# START OF Supplied records

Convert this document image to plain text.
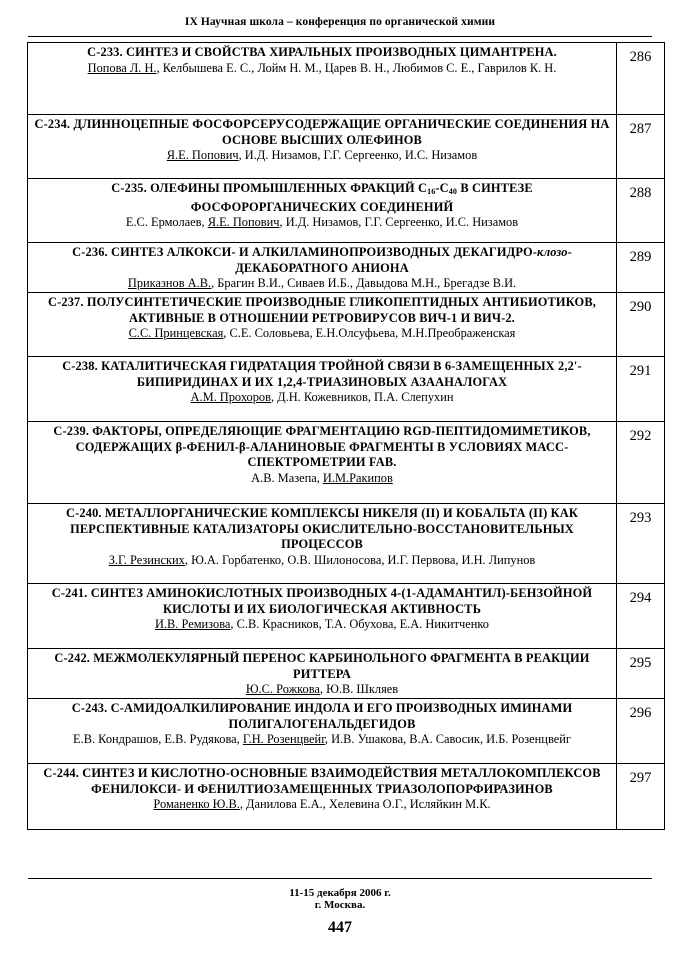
IX Научная школа – конференция по органической химии
С-233. СИНТЕЗ И СВОЙСТВА ХИРАЛЬНЫХ ПРОИЗВОДНЫХ ЦИМАНТРЕНА.
Попова Л. Н., Келбышева Е. С., Лойм Н. М., Царев В. Н., Любимов С. Е., Гаврилов К. Н.	286

С-234. ДЛИННОЦЕПНЫЕ ФОСФОРСЕРУСОДЕРЖАЩИЕ ОРГАНИЧЕСКИЕ СОЕДИНЕНИЯ НА ОСНОВЕ ВЫСШИХ ОЛЕФИНОВ
Я.Е. Попович, И.Д. Низамов, Г.Г. Сергеенко, И.С. Низамов	287

С-235. ОЛЕФИНЫ ПРОМЫШЛЕННЫХ ФРАКЦИЙ $С_{16}-С_{40}$ В СИНТЕЗЕ ФОСФОРОРГАНИЧЕСКИХ СОЕДИНЕНИЙ
Е.С. Ермолаев, Я.Е. Попович, И.Д. Низамов, Г.Г. Сергеенко, И.С. Низамов	288

С-236. СИНТЕЗ АЛКОКСИ- И АЛКИЛАМИНОПРОИЗВОДНЫХ ДЕКАГИДРО-клозо-ДЕКАБОРАТНОГО АНИОНА
Приказнов А.В., Брагин В.И., Сиваев И.Б., Давыдова М.Н., Брегадзе В.И.	289

С-237. ПОЛУСИНТЕТИЧЕСКИЕ ПРОИЗВОДНЫЕ ГЛИКОПЕПТИДНЫХ АНТИБИОТИКОВ, АКТИВНЫЕ В ОТНОШЕНИИ РЕТРОВИРУСОВ ВИЧ-1 И ВИЧ-2.
С.С. Принцевская, С.Е. Соловьева, Е.Н.Олсуфьева, М.Н.Преображенская	290

С-238. КАТАЛИТИЧЕСКАЯ ГИДРАТАЦИЯ ТРОЙНОЙ СВЯЗИ В 6-ЗАМЕЩЕННЫХ 2,2'-БИПИРИДИНАХ И ИХ 1,2,4-ТРИАЗИНОВЫХ АЗААНАЛОГАХ
А.М. Прохоров, Д.Н. Кожевников, П.А. Слепухин	291

С-239. ФАКТОРЫ, ОПРЕДЕЛЯЮЩИЕ ФРАГМЕНТАЦИЮ RGD-ПЕПТИДОМИМЕТИКОВ, СОДЕРЖАЩИХ β-ФЕНИЛ-β-АЛАНИНОВЫЕ ФРАГМЕНТЫ В УСЛОВИЯХ МАСС-СПЕКТРОМЕТРИИ FAB.
А.В. Мазепа, И.М.Ракипов	292

С-240. МЕТАЛЛОРГАНИЧЕСКИЕ КОМПЛЕКСЫ НИКЕЛЯ (II) И КОБАЛЬТА (II) КАК ПЕРСПЕКТИВНЫЕ КАТАЛИЗАТОРЫ ОКИСЛИТЕЛЬНО-ВОССТАНОВИТЕЛЬНЫХ ПРОЦЕССОВ
З.Г. Резинских, Ю.А. Горбатенко, О.В. Шилоносова, И.Г. Первова, И.Н. Липунов	293

С-241. СИНТЕЗ АМИНОКИСЛОТНЫХ ПРОИЗВОДНЫХ 4-(1-АДАМАНТИЛ)-БЕНЗОЙНОЙ КИСЛОТЫ И ИХ БИОЛОГИЧЕСКАЯ АКТИВНОСТЬ
И.В. Ремизова, С.В. Красников, Т.А. Обухова, Е.А. Никитченко	294

С-242. МЕЖМОЛЕКУЛЯРНЫЙ ПЕРЕНОС КАРБИНОЛЬНОГО ФРАГМЕНТА В РЕАКЦИИ РИТТЕРА
Ю.С. Рожкова, Ю.В. Шкляев	295

С-243. С-АМИДОАЛКИЛИРОВАНИЕ ИНДОЛА И ЕГО ПРОИЗВОДНЫХ ИМИНАМИ ПОЛИГАЛОГЕНАЛЬДЕГИДОВ
Е.В. Кондрашов, Е.В. Рудякова, Г.Н. Розенцвейг, И.В. Ушакова, В.А. Савосик, И.Б. Розенцвейг	296

С-244. СИНТЕЗ И КИСЛОТНО-ОСНОВНЫЕ ВЗАИМОДЕЙСТВИЯ МЕТАЛЛОКОМПЛЕКСОВ ФЕНИЛОКСИ- И ФЕНИЛТИОЗАМЕЩЕННЫХ ТРИАЗОЛОПОРФИРАЗИНОВ
Романенко Ю.В., Данилова Е.А., Хелевина О.Г., Исляйкин М.К.	297
11-15 декабря 2006 г.
г. Москва.
447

# END OF Supplied records

> **Exercise directions**
What is needed is an exact reproduction of the data, pictures excluded.

> **Final result**
Convert this document image to plain text.
IX Научная школа – конференция по органической химии
С-233. СИНТЕЗ И СВОЙСТВА ХИРАЛЬНЫХ ПРОИЗВОДНЫХ ЦИМАНТРЕНА.
Попова Л. Н., Келбышева Е. С., Лойм Н. М., Царев В. Н., Любимов С. Е., Гаврилов К. Н.	286

С-234. ДЛИННОЦЕПНЫЕ ФОСФОРСЕРУСОДЕРЖАЩИЕ ОРГАНИЧЕСКИЕ СОЕДИНЕНИЯ НА ОСНОВЕ ВЫСШИХ ОЛЕФИНОВ
Я.Е. Попович, И.Д. Низамов, Г.Г. Сергеенко, И.С. Низамов	287

С-235. ОЛЕФИНЫ ПРОМЫШЛЕННЫХ ФРАКЦИЙ $С_{16}-С_{40}$ В СИНТЕЗЕ ФОСФОРОРГАНИЧЕСКИХ СОЕДИНЕНИЙ
Е.С. Ермолаев, Я.Е. Попович, И.Д. Низамов, Г.Г. Сергеенко, И.С. Низамов	288

С-236. СИНТЕЗ АЛКОКСИ- И АЛКИЛАМИНОПРОИЗВОДНЫХ ДЕКАГИДРО-клозо-ДЕКАБОРАТНОГО АНИОНА
Приказнов А.В., Брагин В.И., Сиваев И.Б., Давыдова М.Н., Брегадзе В.И.	289

С-237. ПОЛУСИНТЕТИЧЕСКИЕ ПРОИЗВОДНЫЕ ГЛИКОПЕПТИДНЫХ АНТИБИОТИКОВ, АКТИВНЫЕ В ОТНОШЕНИИ РЕТРОВИРУСОВ ВИЧ-1 И ВИЧ-2.
С.С. Принцевская, С.Е. Соловьева, Е.Н.Олсуфьева, М.Н.Преображенская	290

С-238. КАТАЛИТИЧЕСКАЯ ГИДРАТАЦИЯ ТРОЙНОЙ СВЯЗИ В 6-ЗАМЕЩЕННЫХ 2,2'-БИПИРИДИНАХ И ИХ 1,2,4-ТРИАЗИНОВЫХ АЗААНАЛОГАХ
А.М. Прохоров, Д.Н. Кожевников, П.А. Слепухин	291

С-239. ФАКТОРЫ, ОПРЕДЕЛЯЮЩИЕ ФРАГМЕНТАЦИЮ RGD-ПЕПТИДОМИМЕТИКОВ, СОДЕРЖАЩИХ β-ФЕНИЛ-β-АЛАНИНОВЫЕ ФРАГМЕНТЫ В УСЛОВИЯХ МАСС-СПЕКТРОМЕТРИИ FAB.
А.В. Мазепа, И.М.Ракипов	292

С-240. МЕТАЛЛОРГАНИЧЕСКИЕ КОМПЛЕКСЫ НИКЕЛЯ (II) И КОБАЛЬТА (II) КАК ПЕРСПЕКТИВНЫЕ КАТАЛИЗАТОРЫ ОКИСЛИТЕЛЬНО-ВОССТАНОВИТЕЛЬНЫХ ПРОЦЕССОВ
З.Г. Резинских, Ю.А. Горбатенко, О.В. Шилоносова, И.Г. Первова, И.Н. Липунов	293

С-241. СИНТЕЗ АМИНОКИСЛОТНЫХ ПРОИЗВОДНЫХ 4-(1-АДАМАНТИЛ)-БЕНЗОЙНОЙ КИСЛОТЫ И ИХ БИОЛОГИЧЕСКАЯ АКТИВНОСТЬ
И.В. Ремизова, С.В. Красников, Т.А. Обухова, Е.А. Никитченко	294

С-242. МЕЖМОЛЕКУЛЯРНЫЙ ПЕРЕНОС КАРБИНОЛЬНОГО ФРАГМЕНТА В РЕАКЦИИ РИТТЕРА
Ю.С. Рожкова, Ю.В. Шкляев	295

С-243. С-АМИДОАЛКИЛИРОВАНИЕ ИНДОЛА И ЕГО ПРОИЗВОДНЫХ ИМИНАМИ ПОЛИГАЛОГЕНАЛЬДЕГИДОВ
Е.В. Кондрашов, Е.В. Рудякова, Г.Н. Розенцвейг, И.В. Ушакова, В.А. Савосик, И.Б. Розенцвейг	296

С-244. СИНТЕЗ И КИСЛОТНО-ОСНОВНЫЕ ВЗАИМОДЕЙСТВИЯ МЕТАЛЛОКОМПЛЕКСОВ ФЕНИЛОКСИ- И ФЕНИЛТИОЗАМЕЩЕННЫХ ТРИАЗОЛОПОРФИРАЗИНОВ
Романенко Ю.В., Данилова Е.А., Хелевина О.Г., Исляйкин М.К.	297
11-15 декабря 2006 г.
г. Москва.
447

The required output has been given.